= Document =
Opbrengsten van de studietweedaagse voor daltonopleiders en –adviseurs in mei.
De tijd dat mensen een lintje kregen voor het feit dat ze veertig jaar bij dezelfde baas werkten, ligt voor een groot deel achter ons. Lang bij dezelfde werkgever blijven wordt steeds minder als een verdienste gezien. Werk – zelfs het hele concept wat onder arbeid verstaan moet worden – is volop in ontwikkeling. En daarbij zijn anciënniteit, routines en ervaring steeds minder van belang. De wereld verandert in een steeds sneller tempo. En daarbij heeft het onderwijs de opdracht om mee te veranderen en de jeugd voor te bereiden om aan die snel veranderende wereld een bijdrage te kunnen leveren, te kunnen participeren.
Jonge ict’ers solliciteren tegenwoordig op vacatures voor “app-developers”, een beroep dat nog niet bestond toen zij amper vijftien jaar geleden op de basisschool zaten. Het is een voorbeeld van de vraag waarvoor het onderwijs zich gesteld ziet: wat moeten leerlingen leren, die nu op school zitten, om zich straks staande te houden als app-developer, robotopleider, logistiek manager, datapiloot of koersmotivator?
Tijdens de eerste tweedaagse, die het Dalton Netwerk Opleiders (DNO) in haar bestaan, op 23 en 24 mei jl., organiseerde, stond de vraag centraal of het daltononderwijs wel klaar is voor de 21ste eeuw. In twee artikelen doet een aantal opleiders verslag over deze professionaliseringsactiviteit voor de leden van het eigen netwerk. In deel 1 wordt het probleem verkend. In deel 2, dat in het voorjaar van 2014 in DaltonVisie zal verschijnen, wordt de vertaalslag naar het daltononderwijs gemaakt.
De voorbereidingsgroep – Stef van Wickeren, Hilde-Marie van Slochteren en Hans Wolthuis – had Stephanie Ottenheijm bereid gevonden om als keynote speaker een centrale inleiding te houden op de tweedaagse. Het thema waarover zij sprak was: 21st Century Readiness.

= Gesteld doel A =
Kopieer de regels van de records precies, te beginnen bij de eerste regel van de records en doorlopend tot en met de regel met "- nav-tab-5[interactable]: 补镁剂购买目的: [502, 0, 652, 34]".

= Gegevens =
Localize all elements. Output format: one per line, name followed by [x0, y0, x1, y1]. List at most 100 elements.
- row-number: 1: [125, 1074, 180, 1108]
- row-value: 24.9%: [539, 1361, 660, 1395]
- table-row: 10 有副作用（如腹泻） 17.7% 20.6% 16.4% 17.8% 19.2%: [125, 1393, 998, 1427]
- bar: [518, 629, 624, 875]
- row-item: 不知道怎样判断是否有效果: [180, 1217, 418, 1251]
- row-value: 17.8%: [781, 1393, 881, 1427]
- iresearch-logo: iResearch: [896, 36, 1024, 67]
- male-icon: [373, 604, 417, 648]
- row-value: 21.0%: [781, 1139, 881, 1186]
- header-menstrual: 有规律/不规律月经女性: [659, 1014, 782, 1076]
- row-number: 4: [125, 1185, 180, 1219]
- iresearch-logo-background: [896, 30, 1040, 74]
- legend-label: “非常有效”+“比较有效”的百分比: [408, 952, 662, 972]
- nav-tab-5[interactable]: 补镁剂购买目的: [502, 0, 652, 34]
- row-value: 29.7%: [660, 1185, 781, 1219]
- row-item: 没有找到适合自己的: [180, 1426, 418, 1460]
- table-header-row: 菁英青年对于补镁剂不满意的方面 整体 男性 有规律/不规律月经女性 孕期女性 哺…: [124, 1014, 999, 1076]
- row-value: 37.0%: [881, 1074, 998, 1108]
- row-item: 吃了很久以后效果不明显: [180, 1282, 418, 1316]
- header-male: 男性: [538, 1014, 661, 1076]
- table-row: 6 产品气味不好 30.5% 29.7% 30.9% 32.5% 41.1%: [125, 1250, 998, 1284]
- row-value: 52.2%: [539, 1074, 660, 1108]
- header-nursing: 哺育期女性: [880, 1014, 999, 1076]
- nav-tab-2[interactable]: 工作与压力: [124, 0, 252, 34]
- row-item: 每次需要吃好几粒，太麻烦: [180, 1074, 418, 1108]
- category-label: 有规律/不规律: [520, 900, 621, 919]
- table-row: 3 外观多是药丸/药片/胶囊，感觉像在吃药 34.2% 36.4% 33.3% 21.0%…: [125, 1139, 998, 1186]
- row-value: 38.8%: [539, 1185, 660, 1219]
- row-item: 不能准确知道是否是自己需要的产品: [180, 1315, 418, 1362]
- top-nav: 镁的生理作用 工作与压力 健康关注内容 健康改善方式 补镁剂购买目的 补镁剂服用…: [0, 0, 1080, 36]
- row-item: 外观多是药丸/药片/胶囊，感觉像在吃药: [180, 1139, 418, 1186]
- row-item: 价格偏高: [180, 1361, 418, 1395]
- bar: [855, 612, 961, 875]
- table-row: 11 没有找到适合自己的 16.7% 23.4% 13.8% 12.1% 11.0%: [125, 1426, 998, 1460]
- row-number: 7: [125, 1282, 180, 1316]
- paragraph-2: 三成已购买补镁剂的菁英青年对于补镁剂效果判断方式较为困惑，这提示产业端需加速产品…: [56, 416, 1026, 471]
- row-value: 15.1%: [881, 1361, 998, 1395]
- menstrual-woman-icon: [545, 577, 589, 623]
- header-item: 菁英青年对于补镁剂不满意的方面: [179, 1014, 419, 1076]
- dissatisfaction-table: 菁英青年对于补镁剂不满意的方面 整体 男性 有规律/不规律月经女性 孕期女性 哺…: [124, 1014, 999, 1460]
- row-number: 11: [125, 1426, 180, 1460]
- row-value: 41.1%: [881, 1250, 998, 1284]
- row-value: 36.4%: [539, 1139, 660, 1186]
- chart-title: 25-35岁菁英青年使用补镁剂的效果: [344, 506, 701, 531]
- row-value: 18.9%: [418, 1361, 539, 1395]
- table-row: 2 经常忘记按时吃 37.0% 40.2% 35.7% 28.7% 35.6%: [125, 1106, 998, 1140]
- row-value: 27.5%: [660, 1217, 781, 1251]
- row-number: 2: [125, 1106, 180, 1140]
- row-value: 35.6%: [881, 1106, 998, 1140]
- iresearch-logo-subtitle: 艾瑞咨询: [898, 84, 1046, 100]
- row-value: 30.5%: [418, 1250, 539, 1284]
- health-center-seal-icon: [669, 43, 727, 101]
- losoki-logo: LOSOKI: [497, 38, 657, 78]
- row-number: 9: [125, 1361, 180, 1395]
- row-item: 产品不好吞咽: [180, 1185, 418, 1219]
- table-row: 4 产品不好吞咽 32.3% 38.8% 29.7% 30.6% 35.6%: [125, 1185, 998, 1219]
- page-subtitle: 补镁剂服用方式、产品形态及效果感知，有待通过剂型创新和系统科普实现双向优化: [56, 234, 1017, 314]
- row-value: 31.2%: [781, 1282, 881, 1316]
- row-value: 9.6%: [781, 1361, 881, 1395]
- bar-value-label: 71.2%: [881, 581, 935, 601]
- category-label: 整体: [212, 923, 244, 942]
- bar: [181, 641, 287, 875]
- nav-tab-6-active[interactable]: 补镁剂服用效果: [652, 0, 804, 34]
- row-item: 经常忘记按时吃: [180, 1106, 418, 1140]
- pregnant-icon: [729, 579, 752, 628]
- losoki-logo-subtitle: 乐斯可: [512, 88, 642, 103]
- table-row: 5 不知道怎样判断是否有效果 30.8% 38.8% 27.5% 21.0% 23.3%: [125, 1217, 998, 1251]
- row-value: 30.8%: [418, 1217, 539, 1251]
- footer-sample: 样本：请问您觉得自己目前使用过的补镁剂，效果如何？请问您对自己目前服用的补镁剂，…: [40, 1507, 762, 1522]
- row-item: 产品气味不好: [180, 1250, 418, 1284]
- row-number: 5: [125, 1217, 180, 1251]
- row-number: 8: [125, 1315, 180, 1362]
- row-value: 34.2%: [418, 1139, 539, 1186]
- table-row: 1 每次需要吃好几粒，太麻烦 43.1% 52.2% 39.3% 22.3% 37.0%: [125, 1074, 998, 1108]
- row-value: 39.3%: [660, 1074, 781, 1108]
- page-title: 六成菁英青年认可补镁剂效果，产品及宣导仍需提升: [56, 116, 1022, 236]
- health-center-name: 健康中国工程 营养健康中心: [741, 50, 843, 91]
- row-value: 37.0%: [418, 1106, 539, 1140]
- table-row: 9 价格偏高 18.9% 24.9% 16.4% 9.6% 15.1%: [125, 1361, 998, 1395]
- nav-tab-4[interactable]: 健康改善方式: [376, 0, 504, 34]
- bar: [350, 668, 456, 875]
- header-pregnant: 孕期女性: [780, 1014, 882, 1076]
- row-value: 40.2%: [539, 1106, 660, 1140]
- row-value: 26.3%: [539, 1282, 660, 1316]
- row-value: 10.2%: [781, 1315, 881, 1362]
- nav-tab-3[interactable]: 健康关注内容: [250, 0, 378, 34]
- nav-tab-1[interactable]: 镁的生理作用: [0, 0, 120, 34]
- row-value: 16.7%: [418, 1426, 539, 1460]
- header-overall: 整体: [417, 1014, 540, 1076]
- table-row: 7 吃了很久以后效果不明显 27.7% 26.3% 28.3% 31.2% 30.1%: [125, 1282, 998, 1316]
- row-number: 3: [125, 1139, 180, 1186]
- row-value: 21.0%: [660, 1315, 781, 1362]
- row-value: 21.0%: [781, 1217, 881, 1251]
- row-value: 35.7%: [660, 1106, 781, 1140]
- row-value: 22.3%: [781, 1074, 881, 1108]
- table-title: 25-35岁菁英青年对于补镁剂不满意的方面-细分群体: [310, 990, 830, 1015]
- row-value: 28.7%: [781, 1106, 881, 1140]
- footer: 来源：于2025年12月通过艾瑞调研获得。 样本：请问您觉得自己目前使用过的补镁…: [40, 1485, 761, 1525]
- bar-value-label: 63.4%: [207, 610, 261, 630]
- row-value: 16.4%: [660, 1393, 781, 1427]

= Gesteld doel B =
Herhaal woordelijk het stuk uit de tekst over daltononderwijs dat begint bij "De tijd dat" en doorloopt tot en met "te kunnen participeren.".

= Volledig antwoord A =
Localize all elements. Output format: one per line, name followed by [x0, y0, x1, y1]. List at most 100 elements.
- row-number: 1: [125, 1074, 180, 1108]
- row-value: 24.9%: [539, 1361, 660, 1395]
- table-row: 10 有副作用（如腹泻） 17.7% 20.6% 16.4% 17.8% 19.2%: [125, 1393, 998, 1427]
- bar: [518, 629, 624, 875]
- row-item: 不知道怎样判断是否有效果: [180, 1217, 418, 1251]
- row-value: 17.8%: [781, 1393, 881, 1427]
- iresearch-logo: iResearch: [896, 36, 1024, 67]
- male-icon: [373, 604, 417, 648]
- row-value: 21.0%: [781, 1139, 881, 1186]
- header-menstrual: 有规律/不规律月经女性: [659, 1014, 782, 1076]
- row-number: 4: [125, 1185, 180, 1219]
- iresearch-logo-background: [896, 30, 1040, 74]
- legend-label: “非常有效”+“比较有效”的百分比: [408, 952, 662, 972]
- nav-tab-5[interactable]: 补镁剂购买目的: [502, 0, 652, 34]

= Volledig antwoord B =
De tijd dat mensen een lintje kregen voor het feit dat ze veertig jaar bij dezelfde baas werkten, ligt voor een groot deel achter ons. Lang bij dezelfde werkgever blijven wordt steeds minder als een verdienste gezien. Werk – zelfs het hele concept wat onder arbeid verstaan moet worden – is volop in ontwikkeling. En daarbij zijn anciënniteit, routines en ervaring steeds minder van belang. De wereld verandert in een steeds sneller tempo. En daarbij heeft het onderwijs de opdracht om mee te veranderen en de jeugd voor te bereiden om aan die snel veranderende wereld een bijdrage te kunnen leveren, te kunnen participeren.